Task prompt =>
Below is a listing to write out in full, exactly as given, without its pictures.

Data records =>
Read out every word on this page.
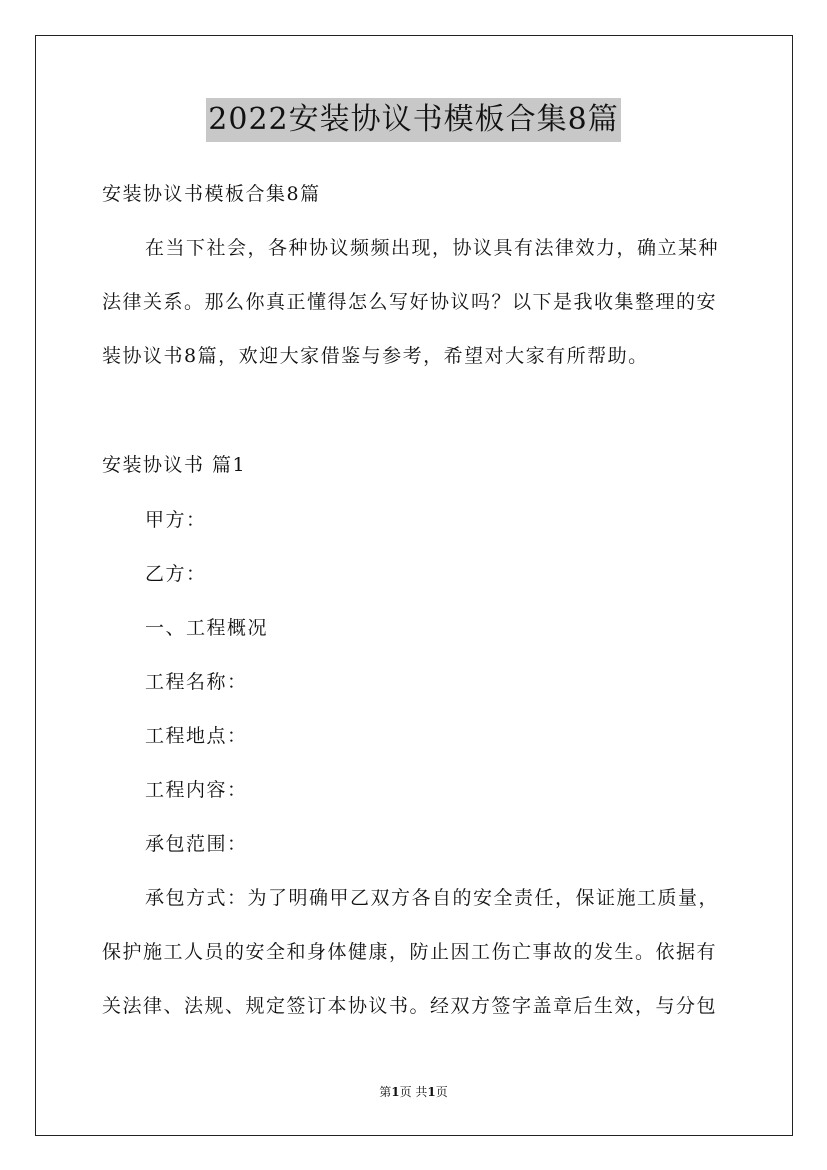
2022安装协议书模板合集8篇
安装协议书模板合集8篇
在当下社会，各种协议频频出现，协议具有法律效力，确立某种
法律关系。那么你真正懂得怎么写好协议吗？以下是我收集整理的安
装协议书8篇，欢迎大家借鉴与参考，希望对大家有所帮助。
安装协议书 篇1
甲方：
乙方：
一、工程概况
工程名称：
工程地点：
工程内容：
承包范围：
承包方式：为了明确甲乙双方各自的安全责任，保证施工质量，
保护施工人员的安全和身体健康，防止因工伤亡事故的发生。依据有
关法律、法规、规定签订本协议书。经双方签字盖章后生效，与分包
第1页 共1页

Task response =>
Read out every word on this page.
2022安装协议书模板合集8篇
安装协议书模板合集8篇
在当下社会，各种协议频频出现，协议具有法律效力，确立某种
法律关系。那么你真正懂得怎么写好协议吗？以下是我收集整理的安
装协议书8篇，欢迎大家借鉴与参考，希望对大家有所帮助。
安装协议书 篇1
甲方：
乙方：
一、工程概况
工程名称：
工程地点：
工程内容：
承包范围：
承包方式：为了明确甲乙双方各自的安全责任，保证施工质量，
保护施工人员的安全和身体健康，防止因工伤亡事故的发生。依据有
关法律、法规、规定签订本协议书。经双方签字盖章后生效，与分包
第1页 共1页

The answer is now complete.